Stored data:
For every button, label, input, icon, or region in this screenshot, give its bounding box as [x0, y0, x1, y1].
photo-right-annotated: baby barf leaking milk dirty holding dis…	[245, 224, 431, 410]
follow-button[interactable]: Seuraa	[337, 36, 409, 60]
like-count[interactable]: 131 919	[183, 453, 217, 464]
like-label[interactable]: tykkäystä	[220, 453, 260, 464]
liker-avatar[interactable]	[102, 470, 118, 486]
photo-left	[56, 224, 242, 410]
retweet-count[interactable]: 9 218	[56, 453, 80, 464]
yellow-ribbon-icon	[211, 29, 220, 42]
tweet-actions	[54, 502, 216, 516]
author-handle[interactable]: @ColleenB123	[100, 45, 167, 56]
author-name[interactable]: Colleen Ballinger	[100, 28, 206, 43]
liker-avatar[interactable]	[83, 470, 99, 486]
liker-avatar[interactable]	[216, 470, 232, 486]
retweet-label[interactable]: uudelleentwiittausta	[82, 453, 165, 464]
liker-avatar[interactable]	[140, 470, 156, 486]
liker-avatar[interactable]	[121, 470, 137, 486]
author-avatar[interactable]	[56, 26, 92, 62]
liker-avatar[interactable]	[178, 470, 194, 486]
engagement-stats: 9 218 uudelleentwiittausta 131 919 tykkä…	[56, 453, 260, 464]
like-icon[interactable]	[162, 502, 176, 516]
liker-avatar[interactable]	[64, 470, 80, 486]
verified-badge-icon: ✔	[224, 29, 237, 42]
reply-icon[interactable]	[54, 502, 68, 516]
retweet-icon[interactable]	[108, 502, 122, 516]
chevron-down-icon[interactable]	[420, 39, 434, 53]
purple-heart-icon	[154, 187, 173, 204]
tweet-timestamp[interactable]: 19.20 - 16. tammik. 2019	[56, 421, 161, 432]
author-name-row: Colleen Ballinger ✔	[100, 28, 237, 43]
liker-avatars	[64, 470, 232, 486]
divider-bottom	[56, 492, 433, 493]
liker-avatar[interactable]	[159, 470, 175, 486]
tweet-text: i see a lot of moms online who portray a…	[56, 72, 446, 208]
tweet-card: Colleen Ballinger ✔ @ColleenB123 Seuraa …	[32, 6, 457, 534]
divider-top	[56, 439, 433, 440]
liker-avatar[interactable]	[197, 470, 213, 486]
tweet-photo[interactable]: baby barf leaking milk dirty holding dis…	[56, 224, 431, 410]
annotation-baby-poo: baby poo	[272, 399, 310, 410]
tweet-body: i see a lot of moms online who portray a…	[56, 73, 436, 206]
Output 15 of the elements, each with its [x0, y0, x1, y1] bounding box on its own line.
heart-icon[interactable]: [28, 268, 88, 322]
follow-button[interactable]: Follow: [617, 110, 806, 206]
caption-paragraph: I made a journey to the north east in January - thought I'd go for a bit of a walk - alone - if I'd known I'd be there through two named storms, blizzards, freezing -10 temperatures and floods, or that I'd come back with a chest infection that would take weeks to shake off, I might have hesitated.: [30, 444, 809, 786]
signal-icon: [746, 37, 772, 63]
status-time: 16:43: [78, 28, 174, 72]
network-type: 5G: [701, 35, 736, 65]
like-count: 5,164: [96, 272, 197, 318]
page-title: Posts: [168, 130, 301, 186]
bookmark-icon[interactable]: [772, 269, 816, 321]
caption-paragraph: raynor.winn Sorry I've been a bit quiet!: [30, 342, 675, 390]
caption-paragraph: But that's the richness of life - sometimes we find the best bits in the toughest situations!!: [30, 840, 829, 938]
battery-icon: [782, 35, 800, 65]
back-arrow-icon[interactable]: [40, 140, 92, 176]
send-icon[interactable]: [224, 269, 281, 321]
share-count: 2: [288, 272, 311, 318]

What the task requires: Copy every line of the stored data above word for word, without changing anything.

Exercise answer:
For every button, label, input, icon, or region in this screenshot, give its bounding box as [x0, y0, x1, y1].
photo-right-annotated: baby barf leaking milk dirty holding dis…	[245, 224, 431, 410]
follow-button[interactable]: Seuraa	[337, 36, 409, 60]
like-count[interactable]: 131 919	[183, 453, 217, 464]
like-label[interactable]: tykkäystä	[220, 453, 260, 464]
liker-avatar[interactable]	[102, 470, 118, 486]
photo-left	[56, 224, 242, 410]
retweet-count[interactable]: 9 218	[56, 453, 80, 464]
yellow-ribbon-icon	[211, 29, 220, 42]
tweet-actions	[54, 502, 216, 516]
author-handle[interactable]: @ColleenB123	[100, 45, 167, 56]
author-name[interactable]: Colleen Ballinger	[100, 28, 206, 43]
liker-avatar[interactable]	[83, 470, 99, 486]
liker-avatar[interactable]	[216, 470, 232, 486]
retweet-label[interactable]: uudelleentwiittausta	[82, 453, 165, 464]
liker-avatar[interactable]	[140, 470, 156, 486]
liker-avatar[interactable]	[121, 470, 137, 486]
author-avatar[interactable]	[56, 26, 92, 62]
liker-avatar[interactable]	[178, 470, 194, 486]
engagement-stats: 9 218 uudelleentwiittausta 131 919 tykkä…	[56, 453, 260, 464]
like-icon[interactable]	[162, 502, 176, 516]
liker-avatar[interactable]	[64, 470, 80, 486]
verified-badge-icon: ✔	[224, 29, 237, 42]
reply-icon[interactable]	[54, 502, 68, 516]
retweet-icon[interactable]	[108, 502, 122, 516]
chevron-down-icon[interactable]	[420, 39, 434, 53]
purple-heart-icon	[154, 187, 173, 204]
tweet-timestamp[interactable]: 19.20 - 16. tammik. 2019	[56, 421, 161, 432]
author-name-row: Colleen Ballinger ✔	[100, 28, 237, 43]
liker-avatars	[64, 470, 232, 486]
divider-bottom	[56, 492, 433, 493]
liker-avatar[interactable]	[159, 470, 175, 486]
tweet-text: i see a lot of moms online who portray a…	[56, 72, 446, 208]
tweet-card: Colleen Ballinger ✔ @ColleenB123 Seuraa …	[32, 6, 457, 534]
divider-top	[56, 439, 433, 440]
liker-avatar[interactable]	[197, 470, 213, 486]
tweet-photo[interactable]: baby barf leaking milk dirty holding dis…	[56, 224, 431, 410]
annotation-baby-poo: baby poo	[272, 399, 310, 410]
tweet-body: i see a lot of moms online who portray a…	[56, 73, 436, 206]
Output 15 of the elements, each with its [x0, y0, x1, y1] bounding box on its own line.
heart-icon[interactable]: [28, 268, 88, 322]
follow-button[interactable]: Follow: [617, 110, 806, 206]
caption-paragraph: I made a journey to the north east in January - thought I'd go for a bit of a walk - alone - if I'd known I'd be there through two named storms, blizzards, freezing -10 temperatures and floods, or that I'd come back with a chest infection that would take weeks to shake off, I might have hesitated.: [30, 444, 809, 786]
signal-icon: [746, 37, 772, 63]
status-time: 16:43: [78, 28, 174, 72]
network-type: 5G: [701, 35, 736, 65]
like-count: 5,164: [96, 272, 197, 318]
page-title: Posts: [168, 130, 301, 186]
bookmark-icon[interactable]: [772, 269, 816, 321]
caption-paragraph: raynor.winn Sorry I've been a bit quiet!: [30, 342, 675, 390]
caption-paragraph: But that's the richness of life - sometimes we find the best bits in the toughest situations!!: [30, 840, 829, 938]
battery-icon: [782, 35, 800, 65]
back-arrow-icon[interactable]: [40, 140, 92, 176]
send-icon[interactable]: [224, 269, 281, 321]
share-count: 2: [288, 272, 311, 318]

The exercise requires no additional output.